The -q in the shebang line tells CLISP not to put up its typical welcome banner. I had to write my own gregorian-date-string function (Lines 16–23) because calendrical.lisp doesn’t have one, but it was pretty easy.

In fact, it was all pretty easy. I haven’t programmed in Lisp or Scheme in quite a while, but I quickly remembered how fun it is. The only tricky bits were:

R&D’s library has an easter function for getting the date of Easter for a given (Gregorian) year; Line 40 gets the date of the associated Ash Wednesday by going back 46 days from Easter.

The output of ramadan-lent was

Wednesday, February 6, 1799
Wednesday, February 24, 1830
Wednesday, February 22, 1928
Wednesday, February 18, 2026
Wednesday, March 7, 2057
Wednesday, February 16, 2124
Wednesday, March 5, 2155
Wednesday, February 13, 2222
Wednesday, March 2, 2253

The most common gap between successive correspondences was 98 years, but there were occasional gaps of 31 and 67 years.

It took only a few extra lines at the end to include a check for Chinese New Year. Here’s ramadan-lent-new-year:

 1:  #! /usr/bin/env clisp -q
 2:  
 3:  ;; The edited Calendrical Calculations code by Reingold and Dershowitz
 4:  (load "calendar.lisp")

+ + + +

Required work -
- a) Reproduce word for word the portion of the Lisp calendar excerpt that begins with the words "In fact, it" and ends with "days from Easter.".
- b) List every gap length between successive correspondences that the Lisp calendar excerpt reports.

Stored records
+ + + +

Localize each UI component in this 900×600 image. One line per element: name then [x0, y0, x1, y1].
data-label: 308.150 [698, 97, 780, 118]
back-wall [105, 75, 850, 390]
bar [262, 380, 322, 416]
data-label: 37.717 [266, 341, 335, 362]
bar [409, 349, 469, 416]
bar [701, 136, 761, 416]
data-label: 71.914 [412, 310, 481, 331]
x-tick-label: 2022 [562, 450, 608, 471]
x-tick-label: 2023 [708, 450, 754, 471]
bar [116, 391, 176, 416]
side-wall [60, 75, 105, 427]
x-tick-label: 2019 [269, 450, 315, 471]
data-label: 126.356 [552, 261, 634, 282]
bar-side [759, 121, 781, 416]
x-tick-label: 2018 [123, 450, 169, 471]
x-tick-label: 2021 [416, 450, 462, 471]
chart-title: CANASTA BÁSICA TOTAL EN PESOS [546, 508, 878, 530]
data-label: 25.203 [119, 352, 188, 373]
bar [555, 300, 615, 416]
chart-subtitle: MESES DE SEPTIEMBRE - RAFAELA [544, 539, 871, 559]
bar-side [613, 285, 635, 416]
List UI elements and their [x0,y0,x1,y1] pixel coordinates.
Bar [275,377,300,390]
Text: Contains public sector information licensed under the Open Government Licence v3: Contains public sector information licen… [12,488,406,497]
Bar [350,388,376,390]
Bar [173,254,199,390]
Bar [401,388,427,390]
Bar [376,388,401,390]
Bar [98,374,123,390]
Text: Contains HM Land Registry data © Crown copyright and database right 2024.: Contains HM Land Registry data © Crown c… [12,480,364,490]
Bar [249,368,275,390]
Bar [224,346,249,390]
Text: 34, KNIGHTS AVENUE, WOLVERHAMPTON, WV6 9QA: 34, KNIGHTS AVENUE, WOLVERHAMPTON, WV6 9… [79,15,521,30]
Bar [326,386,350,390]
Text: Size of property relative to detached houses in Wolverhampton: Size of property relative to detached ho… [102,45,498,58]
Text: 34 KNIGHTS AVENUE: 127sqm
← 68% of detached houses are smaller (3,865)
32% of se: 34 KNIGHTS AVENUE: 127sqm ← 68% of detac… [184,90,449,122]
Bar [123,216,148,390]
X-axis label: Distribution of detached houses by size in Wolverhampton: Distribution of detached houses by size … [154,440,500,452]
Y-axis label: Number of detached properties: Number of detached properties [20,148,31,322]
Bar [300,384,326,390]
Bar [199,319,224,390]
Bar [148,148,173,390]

+ + + +

Set of answers -
- a)
In fact, it was all pretty easy. I haven’t programmed in Lisp or Scheme in quite a while, but I quickly remembered how fun it is. The only tricky bits were:

R&D’s library has an easter function for getting the date of Easter for a given (Gregorian) year; Line 40 gets the date of the associated Ash Wednesday by going back 46 days from Easter.

- b) 98 years, 31 years, 67 years